■ **Complete the following**:
• A. According to the norepinephrine text, where do most norepinephrine pathways in the brain originate?
• B. Decide whether each statement agrees with the norepinephrine text, answering yes or no and quoting the words from the text that settle it: (i) SNRIs raise the amount of serotonin and norepinephrine available to postsynaptic cells. (ii) At synapses, norepinephrine acts only on beta adrenoreceptors. (iii) Neurons from the locus ceruleus project to the spinal cord.
• C. Pick up the norepinephrine text after its final sentence and extend it by one or two paragraphs.

■ **Supplied text**:
+ + + + +

The host of physiological changes activated by a stressful event are unleashed in part by activation of a nucleus in the brain stem called the locus ceruleus. This nucleus is the origin of most norepinephrine pathways in the brain. Neurons using norepinephrine as their neurotransmitter project bilaterally from the locus ceruleus along distinct pathways to the cerebral cortex, limbic system, and the spinal cord, among other projections.

At synapses it acts on both alpha and beta adrenoreceptors.

Antidepressants

Changes in the norepinephrine system are implicated in depression. Serotonin-norepinephrine reuptake inhibitors (SNRIs) treat depression by increasing the amount of serotonin and norepinephrine available to postsynaptic cells in the brain. There is some recent evidence showing that the norepinephrine transporter also normally transports some dopamine as well, implying that SNRIs may also increase dopamine transmission. This is because SNRIs work by preventing the serotonin and norepinephrine transporter from taking their respective neurotransmitters back to their storage vesicles for later use. If the norepinephrine transporter normally recycles some dopamine too, then SNRIs will also enhance dopaminergic transmission. Therefore, the antidepressant effects associated with increasing norepinephrine levels may also be partly or largely due to the concurrent increase in dopamine (particularly in the prefrontal cortex).

Some other antidepressants (for example some tricyclic antidepressants (TCAs)) affect norepinephrine as well, in some cases without affecting other neurotransmitters (at least not directly).

+ + + + +

■ **Records supplied**:
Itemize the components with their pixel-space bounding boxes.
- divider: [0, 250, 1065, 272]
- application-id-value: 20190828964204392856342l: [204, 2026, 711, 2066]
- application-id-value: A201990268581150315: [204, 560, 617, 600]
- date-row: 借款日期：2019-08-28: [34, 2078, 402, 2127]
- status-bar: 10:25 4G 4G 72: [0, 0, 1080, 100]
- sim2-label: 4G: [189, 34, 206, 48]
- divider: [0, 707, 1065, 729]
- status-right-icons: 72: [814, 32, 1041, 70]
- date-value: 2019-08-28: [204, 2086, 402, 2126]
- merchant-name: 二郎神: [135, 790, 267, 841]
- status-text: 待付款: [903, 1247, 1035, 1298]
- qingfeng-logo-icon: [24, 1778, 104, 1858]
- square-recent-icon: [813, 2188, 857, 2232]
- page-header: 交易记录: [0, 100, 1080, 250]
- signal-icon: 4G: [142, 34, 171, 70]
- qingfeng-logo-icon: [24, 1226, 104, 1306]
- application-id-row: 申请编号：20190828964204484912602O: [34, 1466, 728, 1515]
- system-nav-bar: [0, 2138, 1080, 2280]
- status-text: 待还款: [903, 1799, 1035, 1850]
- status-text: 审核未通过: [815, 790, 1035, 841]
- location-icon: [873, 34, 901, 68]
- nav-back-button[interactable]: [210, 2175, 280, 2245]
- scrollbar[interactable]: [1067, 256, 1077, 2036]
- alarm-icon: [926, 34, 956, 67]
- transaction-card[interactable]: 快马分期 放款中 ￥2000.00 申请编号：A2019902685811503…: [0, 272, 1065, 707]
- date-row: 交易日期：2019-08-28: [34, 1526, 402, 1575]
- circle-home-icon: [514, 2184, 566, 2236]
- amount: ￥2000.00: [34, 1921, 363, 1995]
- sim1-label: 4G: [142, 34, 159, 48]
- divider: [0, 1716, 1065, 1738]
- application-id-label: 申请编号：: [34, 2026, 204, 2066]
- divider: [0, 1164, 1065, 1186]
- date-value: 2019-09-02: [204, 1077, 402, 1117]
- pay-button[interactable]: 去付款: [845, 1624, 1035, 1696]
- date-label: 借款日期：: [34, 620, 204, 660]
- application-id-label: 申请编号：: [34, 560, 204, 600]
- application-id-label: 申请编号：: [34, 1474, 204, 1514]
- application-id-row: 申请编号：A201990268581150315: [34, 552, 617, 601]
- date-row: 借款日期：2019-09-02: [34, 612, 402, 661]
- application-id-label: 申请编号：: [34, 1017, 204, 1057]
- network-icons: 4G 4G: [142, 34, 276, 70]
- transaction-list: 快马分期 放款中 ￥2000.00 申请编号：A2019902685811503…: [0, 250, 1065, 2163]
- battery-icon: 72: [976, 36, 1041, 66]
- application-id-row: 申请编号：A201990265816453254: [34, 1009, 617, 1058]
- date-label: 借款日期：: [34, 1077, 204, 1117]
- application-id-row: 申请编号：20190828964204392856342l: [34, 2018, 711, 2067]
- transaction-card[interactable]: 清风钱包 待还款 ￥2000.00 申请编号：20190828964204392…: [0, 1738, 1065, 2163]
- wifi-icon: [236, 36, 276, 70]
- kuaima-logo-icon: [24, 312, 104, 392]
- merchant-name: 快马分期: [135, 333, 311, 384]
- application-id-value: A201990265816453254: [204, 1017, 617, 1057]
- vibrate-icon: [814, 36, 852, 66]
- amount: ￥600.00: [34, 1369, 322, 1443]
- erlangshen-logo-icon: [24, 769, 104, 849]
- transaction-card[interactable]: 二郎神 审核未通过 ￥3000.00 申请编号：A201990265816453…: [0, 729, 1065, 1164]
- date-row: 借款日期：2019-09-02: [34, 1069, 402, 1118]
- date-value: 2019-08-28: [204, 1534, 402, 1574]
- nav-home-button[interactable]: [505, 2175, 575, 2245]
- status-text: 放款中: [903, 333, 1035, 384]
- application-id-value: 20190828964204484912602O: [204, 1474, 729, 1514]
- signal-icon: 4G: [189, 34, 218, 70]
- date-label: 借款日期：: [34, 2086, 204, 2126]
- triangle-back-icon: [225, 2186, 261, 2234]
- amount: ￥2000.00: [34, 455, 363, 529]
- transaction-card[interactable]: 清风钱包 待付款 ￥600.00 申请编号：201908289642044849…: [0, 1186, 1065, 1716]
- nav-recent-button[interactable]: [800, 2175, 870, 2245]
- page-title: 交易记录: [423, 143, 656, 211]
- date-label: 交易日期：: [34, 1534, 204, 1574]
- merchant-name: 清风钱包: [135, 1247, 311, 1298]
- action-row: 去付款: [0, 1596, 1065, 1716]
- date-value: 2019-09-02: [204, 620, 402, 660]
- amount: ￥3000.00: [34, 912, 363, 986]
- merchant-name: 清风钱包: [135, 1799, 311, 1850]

+ + + + +

■ **Numbered answers**:
• A. In the locus ceruleus, a nucleus in the brain stem.

• B.
(i) Yes: "increasing the amount of serotonin and norepinephrine available to postsynaptic cells in the brain"
(ii) No: "it acts on both alpha and beta adrenoreceptors"
(iii) Yes: "to the cerebral cortex, limbic system, and the spinal cord"

• C.
Role in attention

Norepinephrine, along with dopamine, has come to be recognized as playing a large role in attention and focus. In response, Eli Lilly Pharmaceuticals has released Strattera (atomoxetine), a selective norephinephrine reuptake inhibitor, for the treatment of ADHD in adults and children. Strattera is unique in medications specifically indicated for ADHD, as, unlike the psychostimulants (methylphenidate, dextroamphetamine, Adderall (a racemic mixture of amphetamine salts)), it affects norephinephrine, rather than dopamine. As a result, Strattera has a very low abuse potential and can act 24 hours-per-day. (It should be noted that some antidepressants, including SNRIs, have been used off-label for treatment of ADHD.)

Clinical use

Norepinephrine (commonly referred to by the brand name Levophed) is also a powerful medicine used in critically-ill patients as a vasopressor. It is given intravenously and acts on both alpha-1 and beta-1 adrenergic receptors to cause vasoconstriction. Norepinephrine is mainly used to treat patients in septic shock.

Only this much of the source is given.